# EXERCISE REQUIREMENTS:
The output should consist solely of the line containing "Reverse-engineer this chart into JSON." and the lines that follow it through the end of the data below.
+++ AVAILABLE RECORDS
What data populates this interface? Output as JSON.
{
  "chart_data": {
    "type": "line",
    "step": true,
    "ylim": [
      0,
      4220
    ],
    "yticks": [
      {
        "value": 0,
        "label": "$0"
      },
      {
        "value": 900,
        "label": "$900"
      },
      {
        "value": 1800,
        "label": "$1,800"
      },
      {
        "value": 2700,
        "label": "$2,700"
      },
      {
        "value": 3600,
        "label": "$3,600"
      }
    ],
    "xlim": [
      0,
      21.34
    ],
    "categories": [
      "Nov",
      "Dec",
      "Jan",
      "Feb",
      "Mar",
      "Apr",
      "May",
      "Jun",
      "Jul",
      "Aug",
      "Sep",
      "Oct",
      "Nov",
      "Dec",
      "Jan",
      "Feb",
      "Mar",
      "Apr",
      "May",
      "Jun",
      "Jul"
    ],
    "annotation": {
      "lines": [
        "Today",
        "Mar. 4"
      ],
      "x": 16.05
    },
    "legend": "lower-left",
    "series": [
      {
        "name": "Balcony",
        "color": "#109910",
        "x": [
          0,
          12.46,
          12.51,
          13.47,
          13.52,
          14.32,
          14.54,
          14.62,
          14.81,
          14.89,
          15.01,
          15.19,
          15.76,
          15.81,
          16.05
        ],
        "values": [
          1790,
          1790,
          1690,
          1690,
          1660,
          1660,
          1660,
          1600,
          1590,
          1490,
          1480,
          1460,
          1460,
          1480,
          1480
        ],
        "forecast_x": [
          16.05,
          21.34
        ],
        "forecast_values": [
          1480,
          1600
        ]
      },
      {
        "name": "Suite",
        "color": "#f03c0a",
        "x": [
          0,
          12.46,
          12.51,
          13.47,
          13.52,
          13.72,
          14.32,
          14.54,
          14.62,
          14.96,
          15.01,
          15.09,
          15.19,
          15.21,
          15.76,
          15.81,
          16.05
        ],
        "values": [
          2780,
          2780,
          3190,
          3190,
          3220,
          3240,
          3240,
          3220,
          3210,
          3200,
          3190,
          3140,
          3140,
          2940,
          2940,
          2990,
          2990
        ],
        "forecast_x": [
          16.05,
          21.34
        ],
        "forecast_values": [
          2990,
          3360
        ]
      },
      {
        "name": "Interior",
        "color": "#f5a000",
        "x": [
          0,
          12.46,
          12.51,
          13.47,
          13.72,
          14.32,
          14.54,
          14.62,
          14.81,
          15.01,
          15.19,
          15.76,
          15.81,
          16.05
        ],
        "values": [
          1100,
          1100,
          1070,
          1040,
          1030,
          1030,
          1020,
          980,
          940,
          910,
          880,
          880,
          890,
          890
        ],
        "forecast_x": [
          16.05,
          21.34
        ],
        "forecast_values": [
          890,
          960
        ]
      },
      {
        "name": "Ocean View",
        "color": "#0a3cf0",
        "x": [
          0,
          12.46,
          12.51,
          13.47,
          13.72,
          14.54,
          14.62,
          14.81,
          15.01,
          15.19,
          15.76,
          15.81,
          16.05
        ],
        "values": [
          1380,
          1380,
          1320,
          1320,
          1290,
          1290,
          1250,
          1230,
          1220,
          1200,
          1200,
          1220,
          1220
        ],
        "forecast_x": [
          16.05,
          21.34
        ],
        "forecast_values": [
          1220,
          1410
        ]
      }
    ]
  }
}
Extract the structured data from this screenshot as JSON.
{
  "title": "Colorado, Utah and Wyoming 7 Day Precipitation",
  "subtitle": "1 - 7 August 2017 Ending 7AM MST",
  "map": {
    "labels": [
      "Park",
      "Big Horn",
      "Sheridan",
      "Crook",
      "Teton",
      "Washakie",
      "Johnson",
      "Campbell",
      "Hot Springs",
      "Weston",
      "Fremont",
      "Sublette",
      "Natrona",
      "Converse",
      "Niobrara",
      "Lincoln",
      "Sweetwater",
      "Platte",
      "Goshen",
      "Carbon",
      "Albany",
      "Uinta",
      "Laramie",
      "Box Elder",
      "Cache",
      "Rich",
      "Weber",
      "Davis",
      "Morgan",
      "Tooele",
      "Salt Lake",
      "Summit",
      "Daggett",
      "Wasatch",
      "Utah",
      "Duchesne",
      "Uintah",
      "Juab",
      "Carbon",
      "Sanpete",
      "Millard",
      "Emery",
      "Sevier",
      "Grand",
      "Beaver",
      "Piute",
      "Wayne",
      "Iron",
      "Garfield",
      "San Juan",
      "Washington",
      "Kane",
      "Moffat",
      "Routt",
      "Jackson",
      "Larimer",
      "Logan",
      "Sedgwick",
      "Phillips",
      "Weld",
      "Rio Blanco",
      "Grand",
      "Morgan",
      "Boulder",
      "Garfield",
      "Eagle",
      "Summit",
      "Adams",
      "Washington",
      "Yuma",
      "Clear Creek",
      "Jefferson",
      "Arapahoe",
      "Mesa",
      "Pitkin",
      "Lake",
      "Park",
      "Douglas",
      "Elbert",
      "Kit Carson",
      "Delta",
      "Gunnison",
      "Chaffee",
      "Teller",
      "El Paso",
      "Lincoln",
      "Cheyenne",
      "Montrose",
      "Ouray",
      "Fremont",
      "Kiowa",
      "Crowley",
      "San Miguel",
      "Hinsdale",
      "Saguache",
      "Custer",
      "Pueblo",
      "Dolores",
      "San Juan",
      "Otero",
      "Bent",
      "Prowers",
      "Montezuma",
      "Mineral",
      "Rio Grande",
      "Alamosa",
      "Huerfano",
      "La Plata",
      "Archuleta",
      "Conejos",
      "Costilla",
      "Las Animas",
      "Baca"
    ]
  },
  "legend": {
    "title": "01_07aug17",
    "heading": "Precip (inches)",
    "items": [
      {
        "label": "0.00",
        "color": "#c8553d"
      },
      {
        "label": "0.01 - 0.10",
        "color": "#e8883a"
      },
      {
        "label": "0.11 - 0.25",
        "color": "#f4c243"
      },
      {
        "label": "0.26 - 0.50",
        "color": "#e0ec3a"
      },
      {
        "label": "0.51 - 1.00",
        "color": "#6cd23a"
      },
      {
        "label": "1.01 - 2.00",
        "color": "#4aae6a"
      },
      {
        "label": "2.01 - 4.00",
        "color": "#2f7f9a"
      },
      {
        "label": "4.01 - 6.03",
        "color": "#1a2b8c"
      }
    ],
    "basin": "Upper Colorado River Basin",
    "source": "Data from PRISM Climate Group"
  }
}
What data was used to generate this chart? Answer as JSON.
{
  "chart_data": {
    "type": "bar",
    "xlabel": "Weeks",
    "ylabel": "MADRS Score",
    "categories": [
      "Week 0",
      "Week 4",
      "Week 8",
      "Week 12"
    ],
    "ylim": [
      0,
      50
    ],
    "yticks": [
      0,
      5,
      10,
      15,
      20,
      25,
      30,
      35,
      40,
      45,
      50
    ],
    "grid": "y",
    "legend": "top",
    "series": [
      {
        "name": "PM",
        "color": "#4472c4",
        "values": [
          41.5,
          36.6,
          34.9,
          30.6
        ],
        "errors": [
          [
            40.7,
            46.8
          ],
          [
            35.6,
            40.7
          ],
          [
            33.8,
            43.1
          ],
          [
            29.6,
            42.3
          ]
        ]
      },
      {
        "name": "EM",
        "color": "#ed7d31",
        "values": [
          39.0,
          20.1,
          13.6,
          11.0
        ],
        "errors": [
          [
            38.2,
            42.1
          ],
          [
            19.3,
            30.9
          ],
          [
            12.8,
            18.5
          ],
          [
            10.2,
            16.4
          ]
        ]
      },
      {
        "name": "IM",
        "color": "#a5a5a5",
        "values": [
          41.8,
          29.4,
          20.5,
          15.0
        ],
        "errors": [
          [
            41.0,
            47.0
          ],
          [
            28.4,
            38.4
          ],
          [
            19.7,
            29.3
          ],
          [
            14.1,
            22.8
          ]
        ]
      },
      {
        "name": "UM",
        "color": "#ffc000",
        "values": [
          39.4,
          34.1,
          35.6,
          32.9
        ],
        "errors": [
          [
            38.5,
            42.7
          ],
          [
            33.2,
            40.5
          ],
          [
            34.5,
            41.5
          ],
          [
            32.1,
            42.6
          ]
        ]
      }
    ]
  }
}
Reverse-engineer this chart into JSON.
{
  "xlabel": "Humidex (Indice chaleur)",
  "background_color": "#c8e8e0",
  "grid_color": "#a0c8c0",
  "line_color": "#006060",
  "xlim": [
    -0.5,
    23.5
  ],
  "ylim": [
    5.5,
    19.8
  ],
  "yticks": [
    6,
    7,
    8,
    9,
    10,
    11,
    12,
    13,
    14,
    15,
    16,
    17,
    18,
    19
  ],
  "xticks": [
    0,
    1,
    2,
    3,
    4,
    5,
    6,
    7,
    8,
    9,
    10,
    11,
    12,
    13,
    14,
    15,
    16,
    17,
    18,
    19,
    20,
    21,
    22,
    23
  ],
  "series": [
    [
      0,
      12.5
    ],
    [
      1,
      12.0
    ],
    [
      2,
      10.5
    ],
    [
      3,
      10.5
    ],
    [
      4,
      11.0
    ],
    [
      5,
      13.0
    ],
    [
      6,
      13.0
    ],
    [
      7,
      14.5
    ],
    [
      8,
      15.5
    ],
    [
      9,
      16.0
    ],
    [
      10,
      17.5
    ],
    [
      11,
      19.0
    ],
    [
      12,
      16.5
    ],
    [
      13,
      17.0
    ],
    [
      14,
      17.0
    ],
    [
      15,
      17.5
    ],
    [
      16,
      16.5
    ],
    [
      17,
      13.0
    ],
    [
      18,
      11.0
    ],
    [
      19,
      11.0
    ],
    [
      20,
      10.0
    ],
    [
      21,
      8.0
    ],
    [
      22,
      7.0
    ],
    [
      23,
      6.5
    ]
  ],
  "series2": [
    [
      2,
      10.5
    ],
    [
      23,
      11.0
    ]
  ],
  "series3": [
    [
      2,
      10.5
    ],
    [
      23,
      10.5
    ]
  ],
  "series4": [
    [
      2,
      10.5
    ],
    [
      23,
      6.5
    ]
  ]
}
++++++
# SOLUTION TO THIS PROBLEM:
Reverse-engineer this chart into JSON.
{
  "xlabel": "Humidex (Indice chaleur)",
  "background_color": "#c8e8e0",
  "grid_color": "#a0c8c0",
  "line_color": "#006060",
  "xlim": [
    -0.5,
    23.5
  ],
  "ylim": [
    5.5,
    19.8
  ],
  "yticks": [
    6,
    7,
    8,
    9,
    10,
    11,
    12,
    13,
    14,
    15,
    16,
    17,
    18,
    19
  ],
  "xticks": [
    0,
    1,
    2,
    3,
    4,
    5,
    6,
    7,
    8,
    9,
    10,
    11,
    12,
    13,
    14,
    15,
    16,
    17,
    18,
    19,
    20,
    21,
    22,
    23
  ],
  "series": [
    [
      0,
      12.5
    ],
    [
      1,
      12.0
    ],
    [
      2,
      10.5
    ],
    [
      3,
      10.5
    ],
    [
      4,
      11.0
    ],
    [
      5,
      13.0
    ],
    [
      6,
      13.0
    ],
    [
      7,
      14.5
    ],
    [
      8,
      15.5
    ],
    [
      9,
      16.0
    ],
    [
      10,
      17.5
    ],
    [
      11,
      19.0
    ],
    [
      12,
      16.5
    ],
    [
      13,
      17.0
    ],
    [
      14,
      17.0
    ],
    [
      15,
      17.5
    ],
    [
      16,
      16.5
    ],
    [
      17,
      13.0
    ],
    [
      18,
      11.0
    ],
    [
      19,
      11.0
    ],
    [
      20,
      10.0
    ],
    [
      21,
      8.0
    ],
    [
      22,
      7.0
    ],
    [
      23,
      6.5
    ]
  ],
  "series2": [
    [
      2,
      10.5
    ],
    [
      23,
      11.0
    ]
  ],
  "series3": [
    [
      2,
      10.5
    ],
    [
      23,
      10.5
    ]
  ],
  "series4": [
    [
      2,
      10.5
    ],
    [
      23,
      6.5
    ]
  ]
}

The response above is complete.